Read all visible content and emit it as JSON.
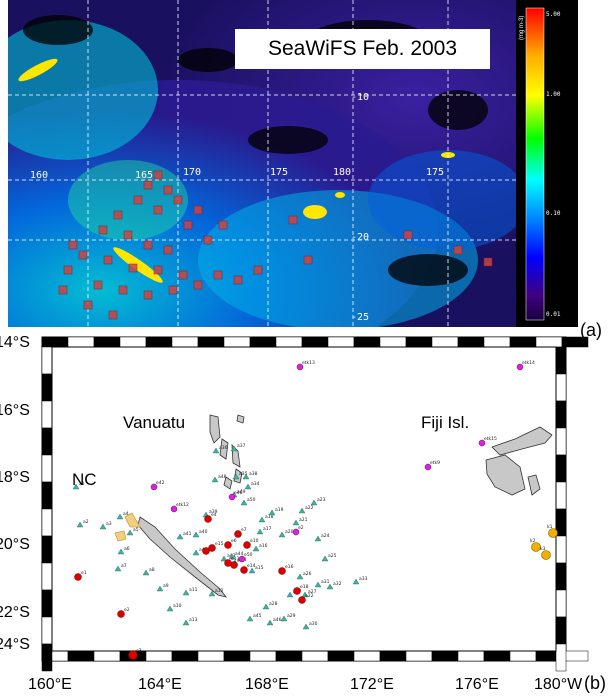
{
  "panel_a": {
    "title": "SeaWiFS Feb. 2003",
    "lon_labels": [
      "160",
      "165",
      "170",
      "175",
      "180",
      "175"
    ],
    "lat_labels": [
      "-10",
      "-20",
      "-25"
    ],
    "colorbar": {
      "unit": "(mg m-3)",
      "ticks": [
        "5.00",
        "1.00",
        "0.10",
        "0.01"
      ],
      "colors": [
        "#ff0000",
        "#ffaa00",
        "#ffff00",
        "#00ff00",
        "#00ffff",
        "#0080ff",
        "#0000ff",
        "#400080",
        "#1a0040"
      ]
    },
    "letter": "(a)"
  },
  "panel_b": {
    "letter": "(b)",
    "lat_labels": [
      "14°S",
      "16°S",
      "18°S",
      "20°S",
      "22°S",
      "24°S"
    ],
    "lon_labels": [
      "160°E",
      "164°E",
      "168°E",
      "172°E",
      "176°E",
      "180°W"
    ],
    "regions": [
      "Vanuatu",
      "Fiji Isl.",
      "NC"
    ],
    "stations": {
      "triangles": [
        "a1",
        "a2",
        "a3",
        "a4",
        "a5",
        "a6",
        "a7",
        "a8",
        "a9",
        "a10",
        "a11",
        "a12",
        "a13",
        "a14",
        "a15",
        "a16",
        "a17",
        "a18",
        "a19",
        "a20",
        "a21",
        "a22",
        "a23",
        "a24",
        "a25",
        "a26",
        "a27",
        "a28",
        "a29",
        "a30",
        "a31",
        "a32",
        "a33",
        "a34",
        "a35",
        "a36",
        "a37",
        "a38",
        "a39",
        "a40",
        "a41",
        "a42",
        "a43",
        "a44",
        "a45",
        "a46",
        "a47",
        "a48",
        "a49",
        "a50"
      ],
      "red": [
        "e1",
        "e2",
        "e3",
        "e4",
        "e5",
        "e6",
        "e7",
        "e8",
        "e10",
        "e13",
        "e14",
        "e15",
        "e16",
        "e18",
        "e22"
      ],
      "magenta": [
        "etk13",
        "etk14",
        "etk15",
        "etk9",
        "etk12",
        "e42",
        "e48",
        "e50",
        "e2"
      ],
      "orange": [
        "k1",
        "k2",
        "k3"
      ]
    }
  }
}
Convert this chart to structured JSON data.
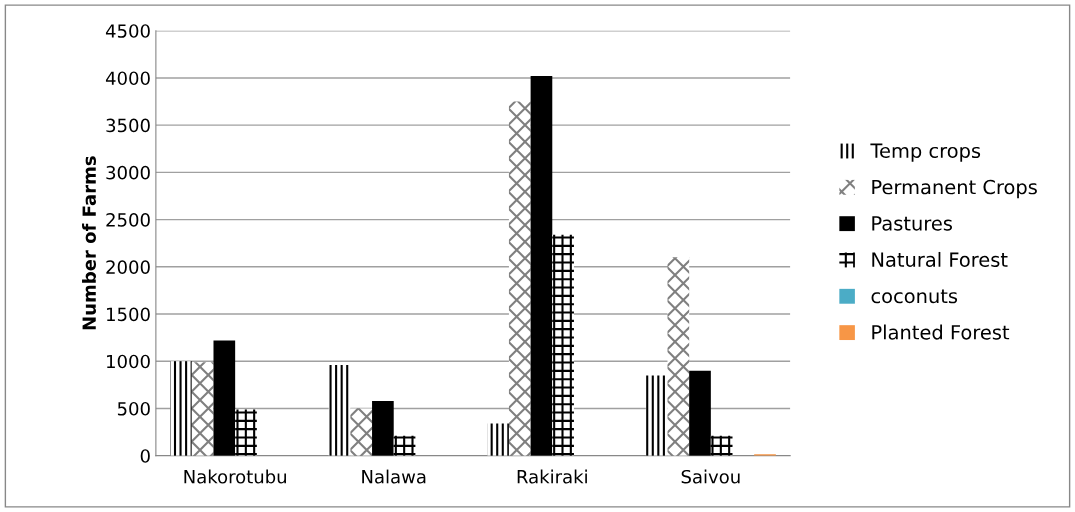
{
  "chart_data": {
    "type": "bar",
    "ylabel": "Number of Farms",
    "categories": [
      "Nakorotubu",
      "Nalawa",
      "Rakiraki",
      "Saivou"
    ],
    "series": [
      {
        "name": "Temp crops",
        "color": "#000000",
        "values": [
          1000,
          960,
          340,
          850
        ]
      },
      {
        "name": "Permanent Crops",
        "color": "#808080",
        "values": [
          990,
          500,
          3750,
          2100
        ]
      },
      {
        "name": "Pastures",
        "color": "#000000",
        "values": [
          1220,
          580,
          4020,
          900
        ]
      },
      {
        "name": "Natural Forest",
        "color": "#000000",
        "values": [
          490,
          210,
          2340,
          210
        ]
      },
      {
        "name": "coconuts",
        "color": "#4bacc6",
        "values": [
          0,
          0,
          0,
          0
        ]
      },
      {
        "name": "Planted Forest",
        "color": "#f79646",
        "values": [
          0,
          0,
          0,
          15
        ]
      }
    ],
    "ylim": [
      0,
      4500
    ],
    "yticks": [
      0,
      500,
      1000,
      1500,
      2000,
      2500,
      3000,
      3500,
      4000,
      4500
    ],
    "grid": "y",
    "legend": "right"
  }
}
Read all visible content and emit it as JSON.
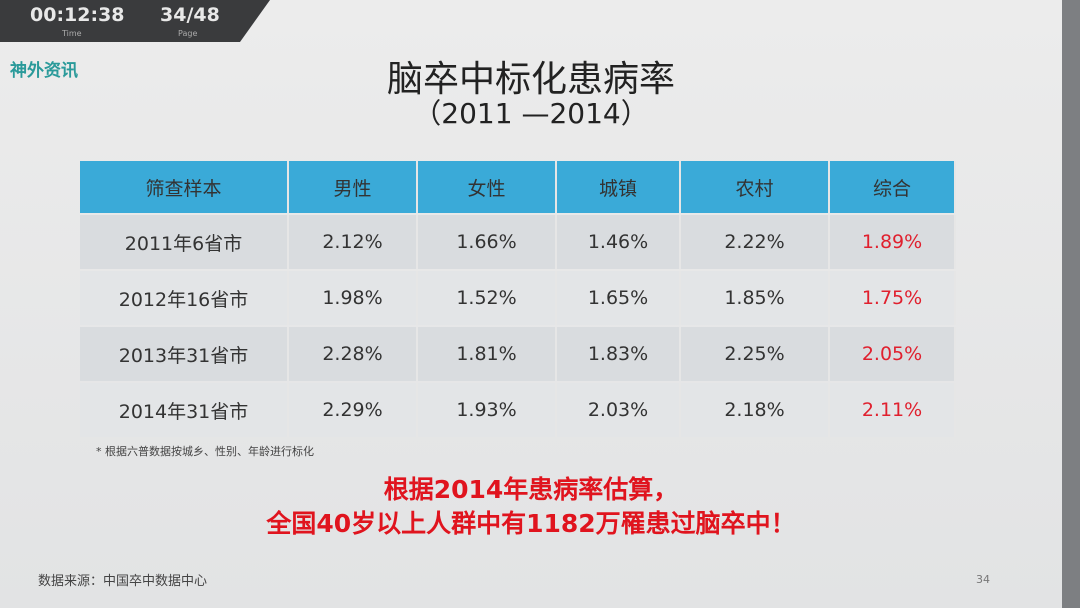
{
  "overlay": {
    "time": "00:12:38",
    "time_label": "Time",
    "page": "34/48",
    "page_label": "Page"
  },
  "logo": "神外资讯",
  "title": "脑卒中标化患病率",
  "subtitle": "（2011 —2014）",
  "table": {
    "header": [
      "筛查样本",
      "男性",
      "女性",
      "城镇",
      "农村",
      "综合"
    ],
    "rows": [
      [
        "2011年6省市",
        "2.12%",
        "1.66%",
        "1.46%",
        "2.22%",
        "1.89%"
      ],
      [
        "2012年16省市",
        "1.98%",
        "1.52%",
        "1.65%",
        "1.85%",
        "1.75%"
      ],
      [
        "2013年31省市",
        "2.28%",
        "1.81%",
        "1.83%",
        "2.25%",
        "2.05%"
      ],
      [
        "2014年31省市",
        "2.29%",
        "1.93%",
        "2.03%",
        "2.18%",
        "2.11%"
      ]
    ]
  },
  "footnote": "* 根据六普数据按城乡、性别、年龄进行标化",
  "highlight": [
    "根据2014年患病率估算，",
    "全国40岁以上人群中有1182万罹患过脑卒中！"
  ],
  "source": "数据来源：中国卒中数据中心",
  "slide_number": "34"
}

+++++

§ **Exercise brief**:
The material above must be printed exactly, with its pictures left out.

§ **Solution to this exercise**:
Read all visible content and emit it as JSON.
{
  "panel_a": {
    "title": "SeaWiFS Feb. 2003",
    "lon_labels": [
      "160",
      "165",
      "170",
      "175",
      "180",
      "175"
    ],
    "lat_labels": [
      "-10",
      "-20",
      "-25"
    ],
    "colorbar": {
      "unit": "(mg m-3)",
      "ticks": [
        "5.00",
        "1.00",
        "0.10",
        "0.01"
      ],
      "colors": [
        "#ff0000",
        "#ffaa00",
        "#ffff00",
        "#00ff00",
        "#00ffff",
        "#0080ff",
        "#0000ff",
        "#400080",
        "#1a0040"
      ]
    },
    "letter": "(a)"
  },
  "panel_b": {
    "letter": "(b)",
    "lat_labels": [
      "14°S",
      "16°S",
      "18°S",
      "20°S",
      "22°S",
      "24°S"
    ],
    "lon_labels": [
      "160°E",
      "164°E",
      "168°E",
      "172°E",
      "176°E",
      "180°W"
    ],
    "regions": [
      "Vanuatu",
      "Fiji Isl.",
      "NC"
    ],
    "stations": {
      "triangles": [
        "a1",
        "a2",
        "a3",
        "a4",
        "a5",
        "a6",
        "a7",
        "a8",
        "a9",
        "a10",
        "a11",
        "a12",
        "a13",
        "a14",
        "a15",
        "a16",
        "a17",
        "a18",
        "a19",
        "a20",
        "a21",
        "a22",
        "a23",
        "a24",
        "a25",
        "a26",
        "a27",
        "a28",
        "a29",
        "a30",
        "a31",
        "a32",
        "a33",
        "a34",
        "a35",
        "a36",
        "a37",
        "a38",
        "a39",
        "a40",
        "a41",
        "a42",
        "a43",
        "a44",
        "a45",
        "a46",
        "a47",
        "a48",
        "a49",
        "a50"
      ],
      "red": [
        "e1",
        "e2",
        "e3",
        "e4",
        "e5",
        "e6",
        "e7",
        "e8",
        "e10",
        "e13",
        "e14",
        "e15",
        "e16",
        "e18",
        "e22"
      ],
      "magenta": [
        "etk13",
        "etk14",
        "etk15",
        "etk9",
        "etk12",
        "e42",
        "e48",
        "e50",
        "e2"
      ],
      "orange": [
        "k1",
        "k2",
        "k3"
      ]
    }
  }
}
Convert this chart to structured JSON data.
{
  "chart_data": {
    "type": "bar",
    "ylabel": "Number of Farms",
    "categories": [
      "Nakorotubu",
      "Nalawa",
      "Rakiraki",
      "Saivou"
    ],
    "series": [
      {
        "name": "Temp crops",
        "color": "#000000",
        "values": [
          1000,
          960,
          340,
          850
        ]
      },
      {
        "name": "Permanent Crops",
        "color": "#808080",
        "values": [
          990,
          500,
          3750,
          2100
        ]
      },
      {
        "name": "Pastures",
        "color": "#000000",
        "values": [
          1220,
          580,
          4020,
          900
        ]
      },
      {
        "name": "Natural Forest",
        "color": "#000000",
        "values": [
          490,
          210,
          2340,
          210
        ]
      },
      {
        "name": "coconuts",
        "color": "#4bacc6",
        "values": [
          0,
          0,
          0,
          0
        ]
      },
      {
        "name": "Planted Forest",
        "color": "#f79646",
        "values": [
          0,
          0,
          0,
          15
        ]
      }
    ],
    "ylim": [
      0,
      4500
    ],
    "yticks": [
      0,
      500,
      1000,
      1500,
      2000,
      2500,
      3000,
      3500,
      4000,
      4500
    ],
    "grid": "y",
    "legend": "right"
  }
}
Read all visible content and emit it as JSON.
{
  "overlay": {
    "time": "00:12:38",
    "time_label": "Time",
    "page": "34/48",
    "page_label": "Page"
  },
  "logo": "神外资讯",
  "title": "脑卒中标化患病率",
  "subtitle": "（2011 —2014）",
  "table": {
    "header": [
      "筛查样本",
      "男性",
      "女性",
      "城镇",
      "农村",
      "综合"
    ],
    "rows": [
      [
        "2011年6省市",
        "2.12%",
        "1.66%",
        "1.46%",
        "2.22%",
        "1.89%"
      ],
      [
        "2012年16省市",
        "1.98%",
        "1.52%",
        "1.65%",
        "1.85%",
        "1.75%"
      ],
      [
        "2013年31省市",
        "2.28%",
        "1.81%",
        "1.83%",
        "2.25%",
        "2.05%"
      ],
      [
        "2014年31省市",
        "2.29%",
        "1.93%",
        "2.03%",
        "2.18%",
        "2.11%"
      ]
    ]
  },
  "footnote": "* 根据六普数据按城乡、性别、年龄进行标化",
  "highlight": [
    "根据2014年患病率估算，",
    "全国40岁以上人群中有1182万罹患过脑卒中！"
  ],
  "source": "数据来源：中国卒中数据中心",
  "slide_number": "34"
}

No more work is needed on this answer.